AIM OF THE TASK —
Tally up the lines below that carry the word "mamíferos", answering with the figure alone.

EXERCISE INPUTS Start Marker

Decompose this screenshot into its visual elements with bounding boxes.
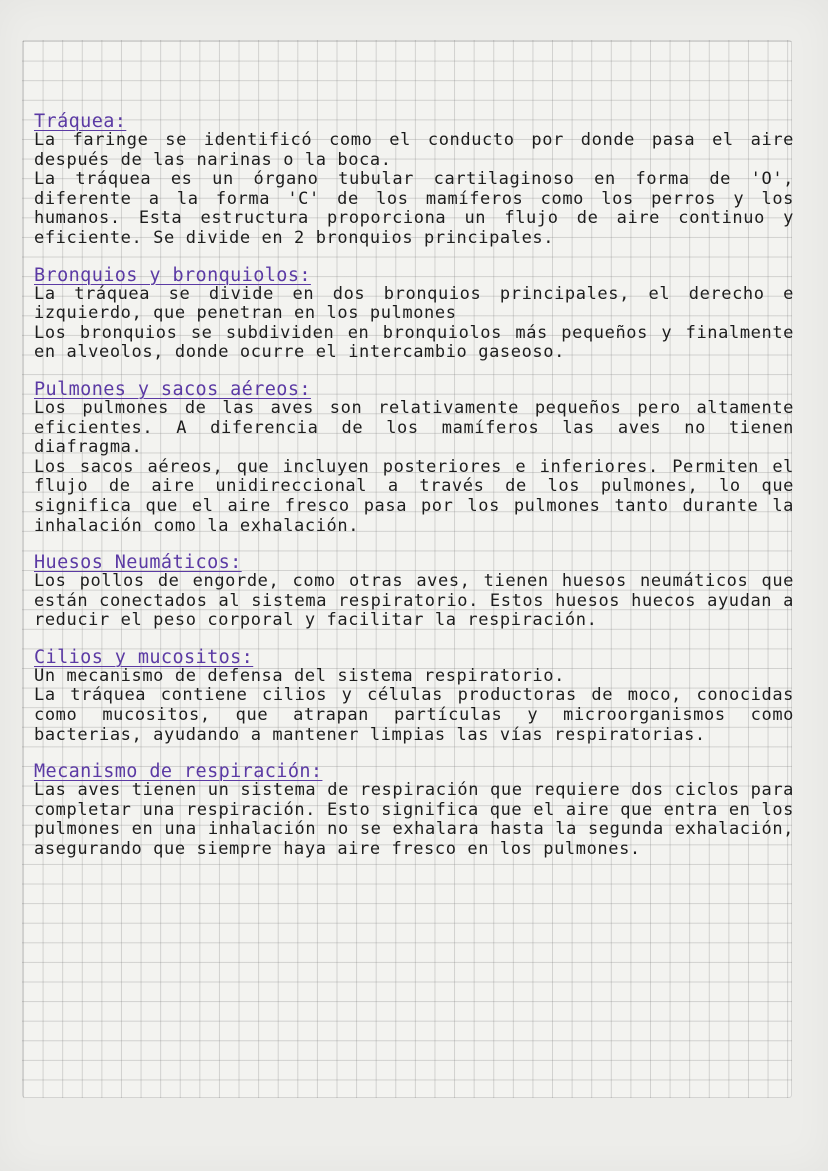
- section-paragraph: La tráquea se divide en dos bronquios principales, el derecho e izquierdo, que penetran en los pulmones: [34, 283, 805, 324]
- section-heading: Mecanismo de respiración:: [34, 761, 323, 783]
- section-paragraph: Los pollos de engorde, como otras aves, tienen huesos neumáticos que están conectados al sistema respiratorio. Estos huesos huecos ayudan a reducir el peso corporal y facilitar la respiración.: [34, 571, 805, 631]
- section-pulmones: [34, 378, 805, 536]
- section-paragraph: Las aves tienen un sistema de respiración que requiere dos ciclos para completar una respiración. Esto significa que el aire que entra en los pulmones en una inhalación no se exhalara hasta la segunda exhalación, asegurando que siempre haya aire fresco en los pulmones.: [34, 780, 805, 860]
- section-paragraph: La tráquea contiene cilios y células productoras de moco, conocidas como mucositos, que atrapan partículas y microorganismos como bacterias, ayudando a mantener limpias las vías respiratorias.: [34, 685, 805, 745]
- section-paragraph: Un mecanismo de defensa del sistema respiratorio.: [34, 665, 565, 686]
- section-paragraph: La tráquea es un órgano tubular cartilaginoso en forma de 'O', diferente a la forma 'C' de los mamíferos como los perros y los humanos. Esta estructura proporciona un flujo de aire continuo y eficiente. Se divide en 2 bronquios principales.: [34, 169, 805, 248]
- section-huesos: [34, 552, 805, 631]
- section-heading: Bronquios y bronquiolos:: [34, 264, 311, 286]
- section-heading: Cilios y mucositos:: [34, 646, 254, 668]
- section-cilios: [34, 646, 805, 745]
- section-traquea: [34, 111, 805, 249]
- section-heading: Huesos Neumáticos:: [34, 552, 242, 574]
- section-mecanismo: [34, 761, 805, 860]
- section-paragraph: Los bronquios se subdividen en bronquiolos más pequeños y finalmente en alveolos, donde ocurre el intercambio gaseoso.: [34, 322, 805, 363]
- handwritten-notes: [34, 111, 805, 877]
- section-heading: Tráquea:: [34, 111, 127, 132]
- section-paragraph: La faringe se identificó como el conducto por donde pasa el aire después de las narinas o la boca.: [34, 130, 805, 170]
- section-bronquios: [34, 264, 805, 363]
- section-paragraph: Los sacos aéreos, que incluyen posteriores e inferiores. Permiten el flujo de aire unidireccional a través de los pulmones, lo que significa que el aire fresco pasa por los pulmones tanto durante la inhalación como la exhalación.: [34, 456, 805, 536]
- section-paragraph: Los pulmones de las aves son relativamente pequeños pero altamente eficientes. A diferencia de los mamíferos las aves no tienen diafragma.: [34, 397, 805, 458]
- section-heading: Pulmones y sacos aéreos:: [34, 378, 311, 400]
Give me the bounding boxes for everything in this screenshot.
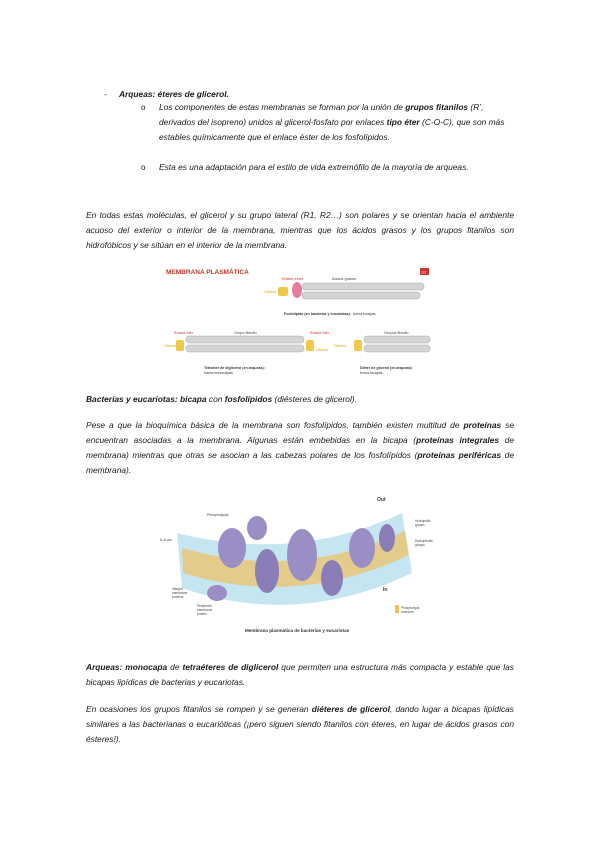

EXERCISE INPUTS End Marker

SOLUTION TO THE EXERCISE —
2